Figure content listings
——————

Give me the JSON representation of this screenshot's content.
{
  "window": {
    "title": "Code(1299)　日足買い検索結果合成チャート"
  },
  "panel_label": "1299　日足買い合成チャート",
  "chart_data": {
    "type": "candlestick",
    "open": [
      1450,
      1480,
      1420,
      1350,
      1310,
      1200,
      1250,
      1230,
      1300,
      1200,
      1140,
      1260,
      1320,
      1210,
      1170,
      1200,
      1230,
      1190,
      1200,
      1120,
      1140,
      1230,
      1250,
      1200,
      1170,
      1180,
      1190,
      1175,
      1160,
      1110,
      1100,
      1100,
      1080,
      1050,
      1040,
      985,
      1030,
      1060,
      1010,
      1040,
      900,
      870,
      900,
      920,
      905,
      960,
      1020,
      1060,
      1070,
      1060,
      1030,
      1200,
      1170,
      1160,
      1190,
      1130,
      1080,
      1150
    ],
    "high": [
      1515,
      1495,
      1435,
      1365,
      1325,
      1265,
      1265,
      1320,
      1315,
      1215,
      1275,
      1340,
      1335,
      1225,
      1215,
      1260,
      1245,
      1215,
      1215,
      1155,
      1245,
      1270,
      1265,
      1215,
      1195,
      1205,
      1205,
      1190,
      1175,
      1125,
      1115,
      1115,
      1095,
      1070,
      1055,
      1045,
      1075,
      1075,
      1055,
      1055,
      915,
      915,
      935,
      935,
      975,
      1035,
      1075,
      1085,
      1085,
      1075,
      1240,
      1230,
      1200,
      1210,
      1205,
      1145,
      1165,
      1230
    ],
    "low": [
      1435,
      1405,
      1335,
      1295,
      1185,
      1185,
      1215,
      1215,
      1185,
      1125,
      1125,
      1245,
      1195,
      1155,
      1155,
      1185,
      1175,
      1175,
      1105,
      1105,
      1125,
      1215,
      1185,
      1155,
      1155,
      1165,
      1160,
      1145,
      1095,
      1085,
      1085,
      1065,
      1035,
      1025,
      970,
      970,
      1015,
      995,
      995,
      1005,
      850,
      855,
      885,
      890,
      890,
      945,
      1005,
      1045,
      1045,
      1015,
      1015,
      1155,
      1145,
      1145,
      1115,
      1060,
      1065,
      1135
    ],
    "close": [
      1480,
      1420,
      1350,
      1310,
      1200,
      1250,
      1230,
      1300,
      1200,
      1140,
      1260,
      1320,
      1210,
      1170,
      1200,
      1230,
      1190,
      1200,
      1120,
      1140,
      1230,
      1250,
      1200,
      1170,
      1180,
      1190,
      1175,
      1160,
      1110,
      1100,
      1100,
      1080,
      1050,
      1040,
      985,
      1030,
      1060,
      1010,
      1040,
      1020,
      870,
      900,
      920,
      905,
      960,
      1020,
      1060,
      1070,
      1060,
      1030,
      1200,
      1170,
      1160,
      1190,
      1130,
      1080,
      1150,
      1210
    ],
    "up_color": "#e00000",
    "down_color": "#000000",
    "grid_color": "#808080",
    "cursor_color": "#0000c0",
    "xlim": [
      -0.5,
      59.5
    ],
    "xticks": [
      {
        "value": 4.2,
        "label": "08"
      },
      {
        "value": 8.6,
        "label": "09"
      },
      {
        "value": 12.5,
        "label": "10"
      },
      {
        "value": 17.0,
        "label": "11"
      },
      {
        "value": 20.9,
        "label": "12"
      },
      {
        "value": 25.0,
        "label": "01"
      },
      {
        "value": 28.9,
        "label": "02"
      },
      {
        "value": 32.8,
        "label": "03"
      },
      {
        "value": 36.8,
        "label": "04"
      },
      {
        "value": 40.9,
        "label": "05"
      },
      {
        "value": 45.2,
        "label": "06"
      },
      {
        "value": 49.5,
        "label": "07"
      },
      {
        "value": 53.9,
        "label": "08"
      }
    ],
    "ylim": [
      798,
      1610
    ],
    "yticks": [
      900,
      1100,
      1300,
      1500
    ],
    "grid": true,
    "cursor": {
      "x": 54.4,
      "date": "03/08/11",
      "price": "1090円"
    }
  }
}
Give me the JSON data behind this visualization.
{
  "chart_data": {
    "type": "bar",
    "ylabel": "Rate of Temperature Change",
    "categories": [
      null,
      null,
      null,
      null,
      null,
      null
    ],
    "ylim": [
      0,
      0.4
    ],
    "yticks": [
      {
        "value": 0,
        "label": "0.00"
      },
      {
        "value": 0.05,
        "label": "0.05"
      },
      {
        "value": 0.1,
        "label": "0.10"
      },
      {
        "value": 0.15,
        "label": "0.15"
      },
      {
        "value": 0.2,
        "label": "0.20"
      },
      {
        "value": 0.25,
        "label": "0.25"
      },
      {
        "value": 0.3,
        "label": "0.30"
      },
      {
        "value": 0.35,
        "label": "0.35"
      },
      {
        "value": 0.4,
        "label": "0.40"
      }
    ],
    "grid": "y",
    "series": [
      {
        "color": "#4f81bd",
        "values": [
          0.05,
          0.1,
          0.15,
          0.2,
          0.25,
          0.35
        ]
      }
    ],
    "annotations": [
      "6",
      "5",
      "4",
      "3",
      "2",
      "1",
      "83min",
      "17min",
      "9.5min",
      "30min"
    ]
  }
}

——————

Give back each line above precisely as it stands.

Give me the JSON representation of this screenshot's content.
{
  "window": {
    "title": "Code(1299)　日足買い検索結果合成チャート"
  },
  "panel_label": "1299　日足買い合成チャート",
  "chart_data": {
    "type": "candlestick",
    "open": [
      1450,
      1480,
      1420,
      1350,
      1310,
      1200,
      1250,
      1230,
      1300,
      1200,
      1140,
      1260,
      1320,
      1210,
      1170,
      1200,
      1230,
      1190,
      1200,
      1120,
      1140,
      1230,
      1250,
      1200,
      1170,
      1180,
      1190,
      1175,
      1160,
      1110,
      1100,
      1100,
      1080,
      1050,
      1040,
      985,
      1030,
      1060,
      1010,
      1040,
      900,
      870,
      900,
      920,
      905,
      960,
      1020,
      1060,
      1070,
      1060,
      1030,
      1200,
      1170,
      1160,
      1190,
      1130,
      1080,
      1150
    ],
    "high": [
      1515,
      1495,
      1435,
      1365,
      1325,
      1265,
      1265,
      1320,
      1315,
      1215,
      1275,
      1340,
      1335,
      1225,
      1215,
      1260,
      1245,
      1215,
      1215,
      1155,
      1245,
      1270,
      1265,
      1215,
      1195,
      1205,
      1205,
      1190,
      1175,
      1125,
      1115,
      1115,
      1095,
      1070,
      1055,
      1045,
      1075,
      1075,
      1055,
      1055,
      915,
      915,
      935,
      935,
      975,
      1035,
      1075,
      1085,
      1085,
      1075,
      1240,
      1230,
      1200,
      1210,
      1205,
      1145,
      1165,
      1230
    ],
    "low": [
      1435,
      1405,
      1335,
      1295,
      1185,
      1185,
      1215,
      1215,
      1185,
      1125,
      1125,
      1245,
      1195,
      1155,
      1155,
      1185,
      1175,
      1175,
      1105,
      1105,
      1125,
      1215,
      1185,
      1155,
      1155,
      1165,
      1160,
      1145,
      1095,
      1085,
      1085,
      1065,
      1035,
      1025,
      970,
      970,
      1015,
      995,
      995,
      1005,
      850,
      855,
      885,
      890,
      890,
      945,
      1005,
      1045,
      1045,
      1015,
      1015,
      1155,
      1145,
      1145,
      1115,
      1060,
      1065,
      1135
    ],
    "close": [
      1480,
      1420,
      1350,
      1310,
      1200,
      1250,
      1230,
      1300,
      1200,
      1140,
      1260,
      1320,
      1210,
      1170,
      1200,
      1230,
      1190,
      1200,
      1120,
      1140,
      1230,
      1250,
      1200,
      1170,
      1180,
      1190,
      1175,
      1160,
      1110,
      1100,
      1100,
      1080,
      1050,
      1040,
      985,
      1030,
      1060,
      1010,
      1040,
      1020,
      870,
      900,
      920,
      905,
      960,
      1020,
      1060,
      1070,
      1060,
      1030,
      1200,
      1170,
      1160,
      1190,
      1130,
      1080,
      1150,
      1210
    ],
    "up_color": "#e00000",
    "down_color": "#000000",
    "grid_color": "#808080",
    "cursor_color": "#0000c0",
    "xlim": [
      -0.5,
      59.5
    ],
    "xticks": [
      {
        "value": 4.2,
        "label": "08"
      },
      {
        "value": 8.6,
        "label": "09"
      },
      {
        "value": 12.5,
        "label": "10"
      },
      {
        "value": 17.0,
        "label": "11"
      },
      {
        "value": 20.9,
        "label": "12"
      },
      {
        "value": 25.0,
        "label": "01"
      },
      {
        "value": 28.9,
        "label": "02"
      },
      {
        "value": 32.8,
        "label": "03"
      },
      {
        "value": 36.8,
        "label": "04"
      },
      {
        "value": 40.9,
        "label": "05"
      },
      {
        "value": 45.2,
        "label": "06"
      },
      {
        "value": 49.5,
        "label": "07"
      },
      {
        "value": 53.9,
        "label": "08"
      }
    ],
    "ylim": [
      798,
      1610
    ],
    "yticks": [
      900,
      1100,
      1300,
      1500
    ],
    "grid": true,
    "cursor": {
      "x": 54.4,
      "date": "03/08/11",
      "price": "1090円"
    }
  }
}
Give me the JSON data behind this visualization.
{
  "chart_data": {
    "type": "bar",
    "ylabel": "Rate of Temperature Change",
    "categories": [
      null,
      null,
      null,
      null,
      null,
      null
    ],
    "ylim": [
      0,
      0.4
    ],
    "yticks": [
      {
        "value": 0,
        "label": "0.00"
      },
      {
        "value": 0.05,
        "label": "0.05"
      },
      {
        "value": 0.1,
        "label": "0.10"
      },
      {
        "value": 0.15,
        "label": "0.15"
      },
      {
        "value": 0.2,
        "label": "0.20"
      },
      {
        "value": 0.25,
        "label": "0.25"
      },
      {
        "value": 0.3,
        "label": "0.30"
      },
      {
        "value": 0.35,
        "label": "0.35"
      },
      {
        "value": 0.4,
        "label": "0.40"
      }
    ],
    "grid": "y",
    "series": [
      {
        "color": "#4f81bd",
        "values": [
          0.05,
          0.1,
          0.15,
          0.2,
          0.25,
          0.35
        ]
      }
    ],
    "annotations": [
      "6",
      "5",
      "4",
      "3",
      "2",
      "1",
      "83min",
      "17min",
      "9.5min",
      "30min"
    ]
  }
}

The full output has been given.